Check each line for the word "icon" and report how many have it. Give nothing else.

** begin **

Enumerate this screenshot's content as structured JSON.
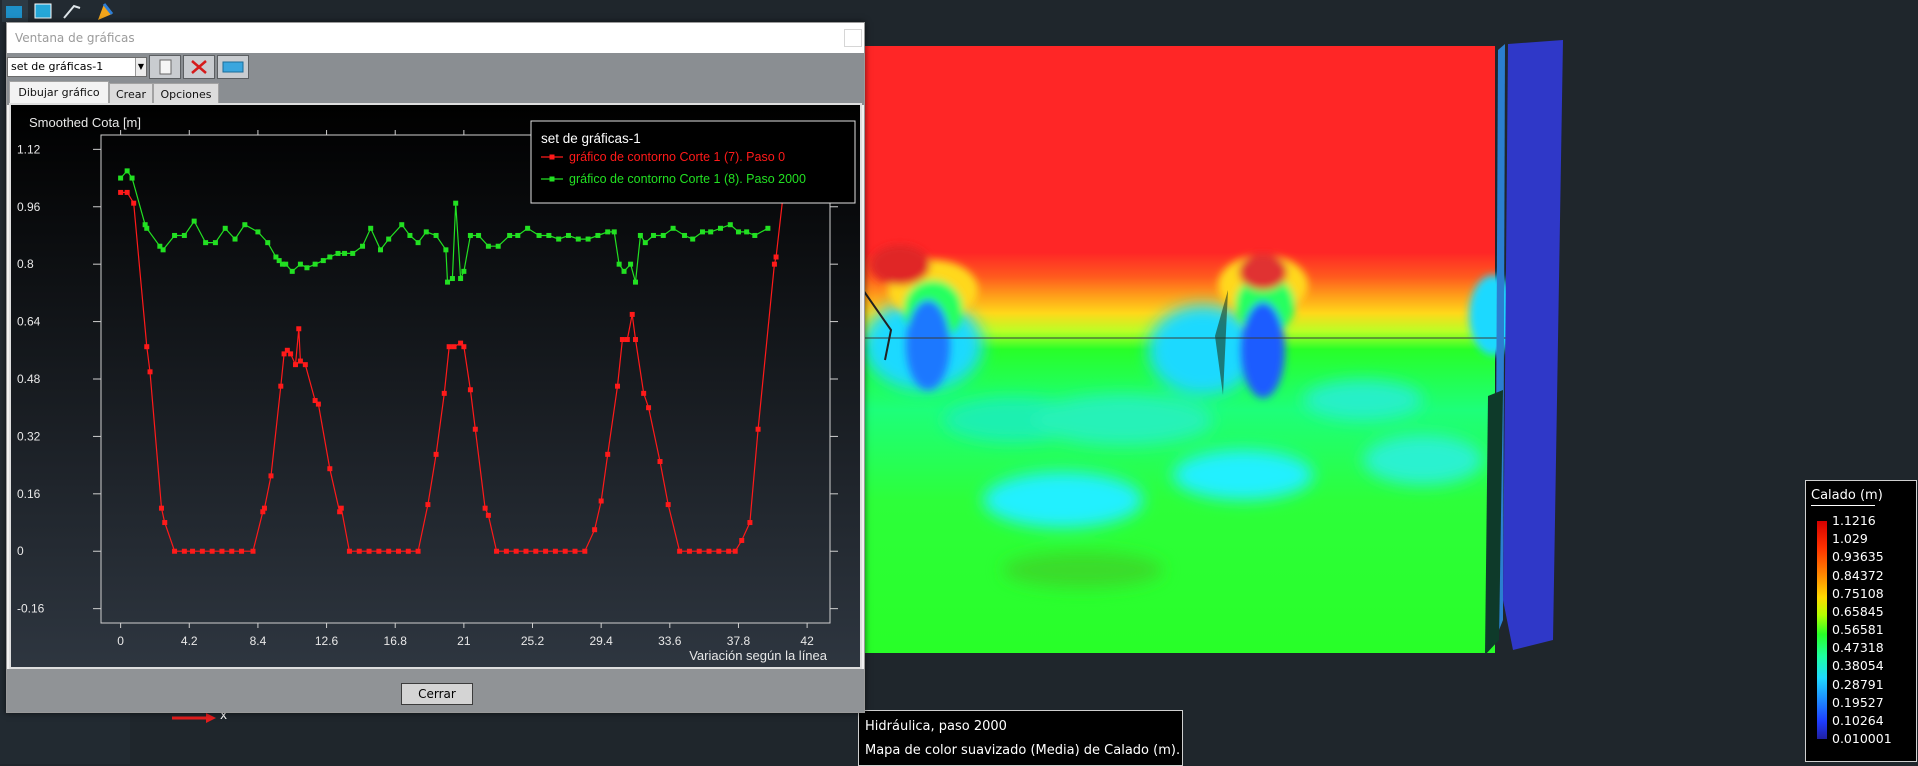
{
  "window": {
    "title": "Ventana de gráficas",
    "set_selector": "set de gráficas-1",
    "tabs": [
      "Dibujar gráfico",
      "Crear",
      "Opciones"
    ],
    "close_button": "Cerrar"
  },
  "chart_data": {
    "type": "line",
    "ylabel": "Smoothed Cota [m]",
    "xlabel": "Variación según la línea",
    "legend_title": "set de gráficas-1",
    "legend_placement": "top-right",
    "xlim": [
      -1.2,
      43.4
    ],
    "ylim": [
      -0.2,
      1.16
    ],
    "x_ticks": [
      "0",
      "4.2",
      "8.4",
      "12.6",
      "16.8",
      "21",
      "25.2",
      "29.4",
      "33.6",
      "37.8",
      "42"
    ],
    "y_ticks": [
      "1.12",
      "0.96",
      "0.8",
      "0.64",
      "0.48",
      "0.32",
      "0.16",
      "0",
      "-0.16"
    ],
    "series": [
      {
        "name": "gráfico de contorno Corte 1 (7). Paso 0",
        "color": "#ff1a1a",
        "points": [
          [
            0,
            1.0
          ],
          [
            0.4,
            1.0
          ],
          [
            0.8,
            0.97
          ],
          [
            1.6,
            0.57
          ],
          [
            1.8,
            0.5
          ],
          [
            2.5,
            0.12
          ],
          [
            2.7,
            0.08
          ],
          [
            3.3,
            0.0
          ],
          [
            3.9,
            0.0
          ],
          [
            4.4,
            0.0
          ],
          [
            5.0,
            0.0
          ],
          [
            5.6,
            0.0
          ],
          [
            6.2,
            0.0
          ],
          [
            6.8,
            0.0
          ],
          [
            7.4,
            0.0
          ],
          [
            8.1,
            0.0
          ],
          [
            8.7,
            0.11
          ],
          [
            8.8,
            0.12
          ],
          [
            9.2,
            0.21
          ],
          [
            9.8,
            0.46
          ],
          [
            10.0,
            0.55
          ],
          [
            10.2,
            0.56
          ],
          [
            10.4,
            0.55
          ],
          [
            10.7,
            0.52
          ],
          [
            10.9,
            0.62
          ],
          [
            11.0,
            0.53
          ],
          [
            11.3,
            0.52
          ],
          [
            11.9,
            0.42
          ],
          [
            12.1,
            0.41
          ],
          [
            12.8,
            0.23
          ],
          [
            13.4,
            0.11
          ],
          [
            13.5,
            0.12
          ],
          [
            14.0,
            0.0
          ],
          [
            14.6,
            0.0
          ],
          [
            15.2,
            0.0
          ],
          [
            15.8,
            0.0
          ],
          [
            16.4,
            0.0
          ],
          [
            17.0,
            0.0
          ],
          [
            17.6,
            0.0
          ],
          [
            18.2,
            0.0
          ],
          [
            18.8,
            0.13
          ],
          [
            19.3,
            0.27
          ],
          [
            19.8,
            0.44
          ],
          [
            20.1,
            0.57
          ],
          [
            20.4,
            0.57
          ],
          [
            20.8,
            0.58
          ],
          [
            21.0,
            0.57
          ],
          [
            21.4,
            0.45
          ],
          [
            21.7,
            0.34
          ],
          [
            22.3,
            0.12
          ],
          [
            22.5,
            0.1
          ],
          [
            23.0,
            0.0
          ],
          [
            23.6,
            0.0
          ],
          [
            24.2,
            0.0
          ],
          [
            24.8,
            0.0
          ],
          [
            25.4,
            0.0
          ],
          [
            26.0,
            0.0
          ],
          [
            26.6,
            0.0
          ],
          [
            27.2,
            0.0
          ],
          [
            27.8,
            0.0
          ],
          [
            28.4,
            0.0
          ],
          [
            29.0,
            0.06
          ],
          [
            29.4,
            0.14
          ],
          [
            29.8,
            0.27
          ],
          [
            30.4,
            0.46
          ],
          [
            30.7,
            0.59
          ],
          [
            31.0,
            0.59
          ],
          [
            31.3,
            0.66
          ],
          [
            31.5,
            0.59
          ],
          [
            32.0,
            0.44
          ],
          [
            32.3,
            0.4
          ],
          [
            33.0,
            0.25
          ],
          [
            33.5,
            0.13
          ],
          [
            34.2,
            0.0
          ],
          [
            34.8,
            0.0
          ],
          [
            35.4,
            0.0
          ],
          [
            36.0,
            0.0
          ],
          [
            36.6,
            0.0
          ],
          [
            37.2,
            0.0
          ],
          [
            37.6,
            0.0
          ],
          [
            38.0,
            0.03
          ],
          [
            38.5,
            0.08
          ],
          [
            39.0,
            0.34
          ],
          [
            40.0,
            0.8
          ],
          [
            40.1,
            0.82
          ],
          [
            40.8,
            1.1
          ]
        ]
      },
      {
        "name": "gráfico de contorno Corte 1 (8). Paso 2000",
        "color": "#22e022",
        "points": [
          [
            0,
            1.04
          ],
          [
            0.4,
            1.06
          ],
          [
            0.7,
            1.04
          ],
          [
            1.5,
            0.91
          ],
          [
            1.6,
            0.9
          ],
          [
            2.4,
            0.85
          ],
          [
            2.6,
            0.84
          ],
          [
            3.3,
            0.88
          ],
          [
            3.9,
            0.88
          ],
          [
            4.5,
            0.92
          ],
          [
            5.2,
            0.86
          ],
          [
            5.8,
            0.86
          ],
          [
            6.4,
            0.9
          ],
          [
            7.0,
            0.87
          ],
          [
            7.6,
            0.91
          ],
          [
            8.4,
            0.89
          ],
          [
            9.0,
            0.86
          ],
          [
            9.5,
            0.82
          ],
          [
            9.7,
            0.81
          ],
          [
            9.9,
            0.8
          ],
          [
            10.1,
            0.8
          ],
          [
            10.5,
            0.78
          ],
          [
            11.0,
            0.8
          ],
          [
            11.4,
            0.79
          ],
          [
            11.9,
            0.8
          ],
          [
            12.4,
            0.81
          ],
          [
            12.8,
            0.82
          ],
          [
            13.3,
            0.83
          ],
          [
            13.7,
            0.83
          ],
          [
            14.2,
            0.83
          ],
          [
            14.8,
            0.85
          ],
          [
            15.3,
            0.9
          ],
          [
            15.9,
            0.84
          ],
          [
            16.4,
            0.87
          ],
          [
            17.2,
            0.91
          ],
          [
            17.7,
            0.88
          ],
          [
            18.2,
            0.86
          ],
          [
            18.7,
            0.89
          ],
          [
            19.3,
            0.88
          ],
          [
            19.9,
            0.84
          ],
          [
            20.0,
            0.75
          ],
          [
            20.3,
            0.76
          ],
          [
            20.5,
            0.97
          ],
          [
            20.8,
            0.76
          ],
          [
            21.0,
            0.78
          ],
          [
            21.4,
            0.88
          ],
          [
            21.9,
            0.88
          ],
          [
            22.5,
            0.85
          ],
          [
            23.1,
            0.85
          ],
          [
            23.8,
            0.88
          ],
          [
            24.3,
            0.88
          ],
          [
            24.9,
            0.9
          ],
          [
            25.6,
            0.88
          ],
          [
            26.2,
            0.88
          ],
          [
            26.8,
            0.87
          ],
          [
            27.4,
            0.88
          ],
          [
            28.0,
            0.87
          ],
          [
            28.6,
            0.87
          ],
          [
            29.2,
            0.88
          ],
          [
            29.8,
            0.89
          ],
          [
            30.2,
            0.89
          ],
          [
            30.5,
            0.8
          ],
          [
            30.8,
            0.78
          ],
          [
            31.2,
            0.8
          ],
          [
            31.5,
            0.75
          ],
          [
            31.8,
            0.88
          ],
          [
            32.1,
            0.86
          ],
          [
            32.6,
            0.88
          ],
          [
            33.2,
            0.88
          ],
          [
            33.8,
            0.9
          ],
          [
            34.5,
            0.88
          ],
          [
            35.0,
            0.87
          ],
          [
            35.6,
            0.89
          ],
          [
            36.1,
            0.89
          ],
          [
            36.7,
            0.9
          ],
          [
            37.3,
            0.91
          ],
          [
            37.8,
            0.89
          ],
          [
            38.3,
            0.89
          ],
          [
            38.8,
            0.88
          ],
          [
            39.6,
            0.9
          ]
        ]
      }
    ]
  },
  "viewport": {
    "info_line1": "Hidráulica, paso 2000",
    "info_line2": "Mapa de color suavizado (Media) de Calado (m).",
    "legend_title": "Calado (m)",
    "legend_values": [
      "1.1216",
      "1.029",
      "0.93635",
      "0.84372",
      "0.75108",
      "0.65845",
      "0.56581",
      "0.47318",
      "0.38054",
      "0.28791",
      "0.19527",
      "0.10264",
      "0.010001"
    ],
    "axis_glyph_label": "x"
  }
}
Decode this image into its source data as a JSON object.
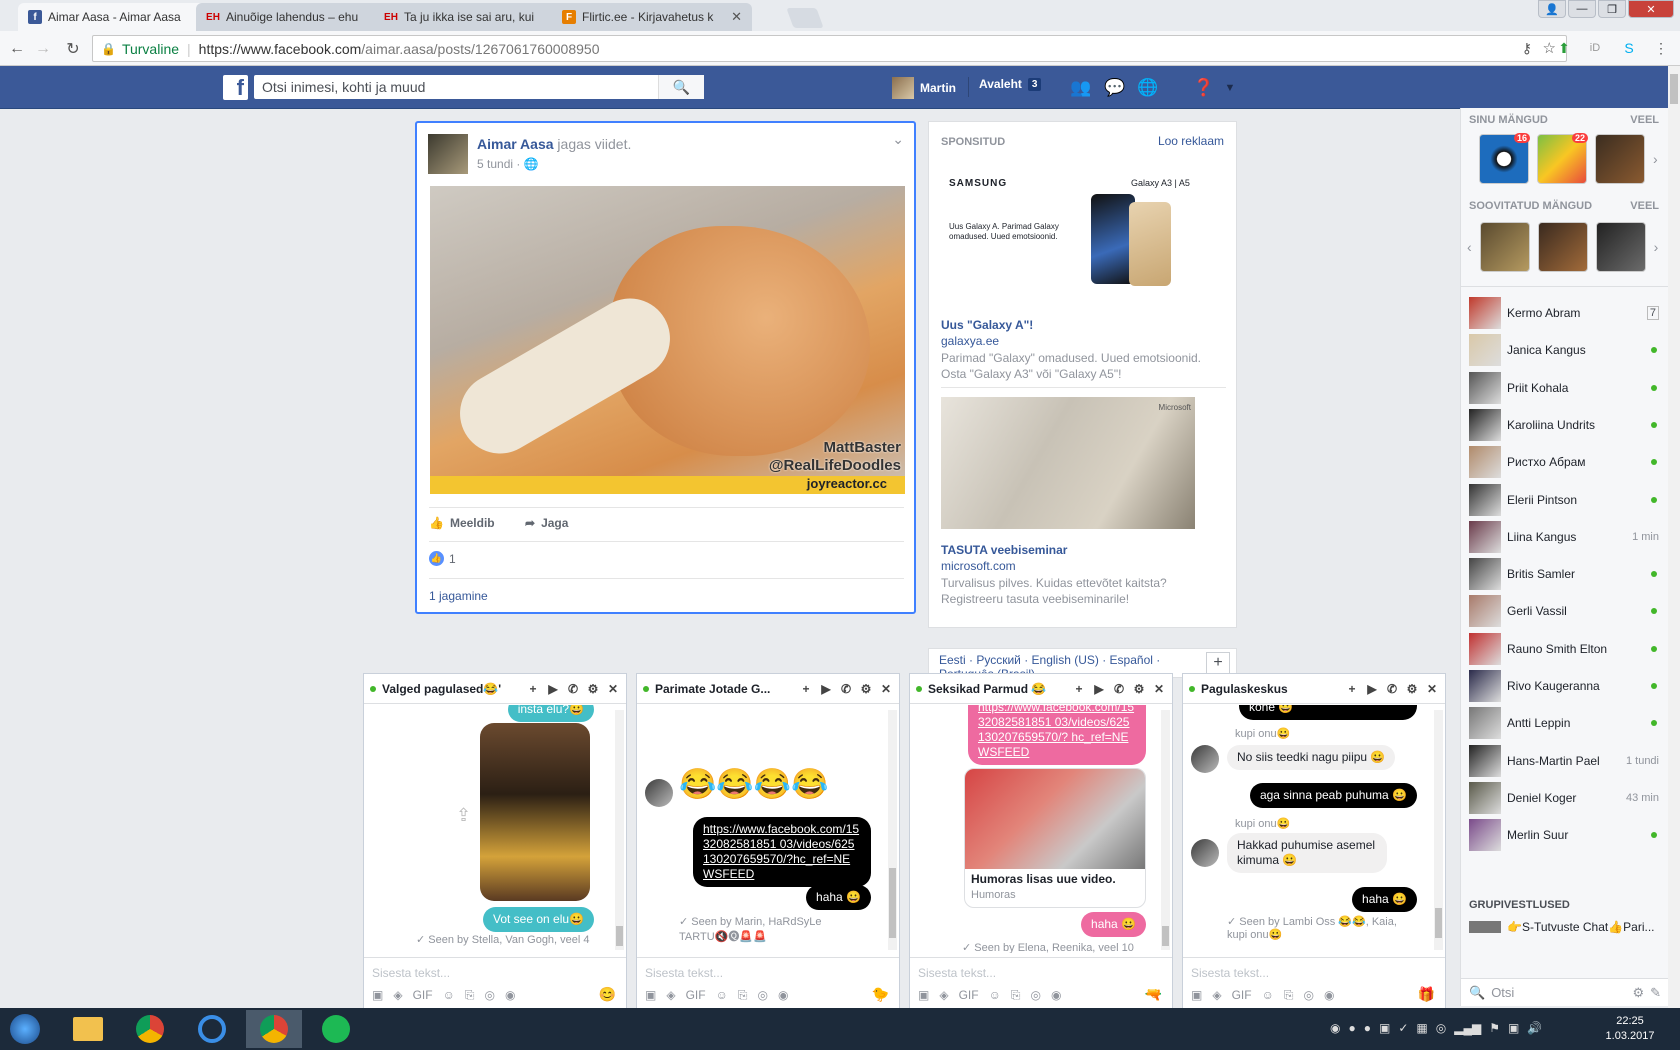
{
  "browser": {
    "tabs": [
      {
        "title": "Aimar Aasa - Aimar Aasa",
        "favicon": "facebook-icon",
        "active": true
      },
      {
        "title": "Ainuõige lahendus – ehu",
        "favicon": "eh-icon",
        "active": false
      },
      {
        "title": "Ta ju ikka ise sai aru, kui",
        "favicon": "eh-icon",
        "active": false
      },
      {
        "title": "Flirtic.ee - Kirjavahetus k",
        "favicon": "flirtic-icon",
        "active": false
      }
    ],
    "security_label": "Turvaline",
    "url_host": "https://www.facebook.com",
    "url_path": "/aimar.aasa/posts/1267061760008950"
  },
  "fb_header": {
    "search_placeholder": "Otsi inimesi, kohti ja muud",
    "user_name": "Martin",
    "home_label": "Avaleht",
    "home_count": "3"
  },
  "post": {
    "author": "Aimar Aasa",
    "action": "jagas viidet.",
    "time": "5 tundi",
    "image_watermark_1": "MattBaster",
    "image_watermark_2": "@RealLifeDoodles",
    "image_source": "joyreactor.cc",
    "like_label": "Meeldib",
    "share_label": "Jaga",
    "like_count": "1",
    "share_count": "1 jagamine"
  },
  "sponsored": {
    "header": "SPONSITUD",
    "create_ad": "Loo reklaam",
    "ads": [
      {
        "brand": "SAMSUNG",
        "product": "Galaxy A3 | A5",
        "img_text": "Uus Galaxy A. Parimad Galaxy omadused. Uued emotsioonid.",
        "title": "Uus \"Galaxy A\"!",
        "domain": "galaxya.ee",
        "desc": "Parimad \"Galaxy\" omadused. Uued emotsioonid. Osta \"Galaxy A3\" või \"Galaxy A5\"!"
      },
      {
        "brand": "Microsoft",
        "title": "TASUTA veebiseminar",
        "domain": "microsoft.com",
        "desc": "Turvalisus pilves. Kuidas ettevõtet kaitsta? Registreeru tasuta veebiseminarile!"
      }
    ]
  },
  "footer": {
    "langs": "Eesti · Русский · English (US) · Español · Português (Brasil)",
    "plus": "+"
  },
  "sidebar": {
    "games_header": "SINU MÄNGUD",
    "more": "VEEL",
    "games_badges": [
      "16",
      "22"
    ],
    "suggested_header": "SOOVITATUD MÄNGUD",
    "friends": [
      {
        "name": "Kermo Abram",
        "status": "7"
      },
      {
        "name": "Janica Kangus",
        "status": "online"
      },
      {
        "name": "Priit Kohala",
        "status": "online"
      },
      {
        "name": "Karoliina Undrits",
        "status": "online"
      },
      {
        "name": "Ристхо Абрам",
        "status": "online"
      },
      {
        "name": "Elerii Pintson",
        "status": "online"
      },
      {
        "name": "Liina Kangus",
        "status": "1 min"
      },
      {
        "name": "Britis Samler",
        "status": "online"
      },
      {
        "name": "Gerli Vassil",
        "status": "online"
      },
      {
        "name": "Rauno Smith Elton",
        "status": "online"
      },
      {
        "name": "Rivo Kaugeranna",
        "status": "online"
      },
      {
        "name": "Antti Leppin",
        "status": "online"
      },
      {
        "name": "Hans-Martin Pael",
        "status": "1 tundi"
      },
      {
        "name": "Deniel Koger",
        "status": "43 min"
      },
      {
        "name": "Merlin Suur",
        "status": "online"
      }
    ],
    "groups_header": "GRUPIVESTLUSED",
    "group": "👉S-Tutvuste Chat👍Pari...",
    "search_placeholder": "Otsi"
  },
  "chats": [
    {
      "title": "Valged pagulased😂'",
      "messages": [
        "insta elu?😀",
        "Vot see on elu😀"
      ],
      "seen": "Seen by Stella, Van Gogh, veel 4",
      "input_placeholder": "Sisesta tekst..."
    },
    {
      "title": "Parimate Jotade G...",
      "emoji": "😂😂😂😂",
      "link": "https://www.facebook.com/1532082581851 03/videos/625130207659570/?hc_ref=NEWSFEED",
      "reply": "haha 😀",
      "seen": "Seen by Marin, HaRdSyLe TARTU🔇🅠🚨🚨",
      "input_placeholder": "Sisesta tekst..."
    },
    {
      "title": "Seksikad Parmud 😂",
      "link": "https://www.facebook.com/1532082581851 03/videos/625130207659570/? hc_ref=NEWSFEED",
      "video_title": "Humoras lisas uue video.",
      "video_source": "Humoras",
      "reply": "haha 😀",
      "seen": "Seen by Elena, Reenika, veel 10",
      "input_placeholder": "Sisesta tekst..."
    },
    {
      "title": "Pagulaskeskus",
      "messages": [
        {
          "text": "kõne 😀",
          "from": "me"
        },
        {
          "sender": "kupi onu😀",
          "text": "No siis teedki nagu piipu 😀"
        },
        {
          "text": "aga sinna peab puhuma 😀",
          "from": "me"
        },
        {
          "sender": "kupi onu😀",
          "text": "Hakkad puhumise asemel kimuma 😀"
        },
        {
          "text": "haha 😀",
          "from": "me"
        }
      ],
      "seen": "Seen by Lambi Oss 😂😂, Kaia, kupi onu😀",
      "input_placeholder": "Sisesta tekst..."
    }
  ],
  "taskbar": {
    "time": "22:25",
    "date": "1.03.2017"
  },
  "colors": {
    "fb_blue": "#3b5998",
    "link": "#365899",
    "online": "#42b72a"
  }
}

** end **

* _Written solution_: 4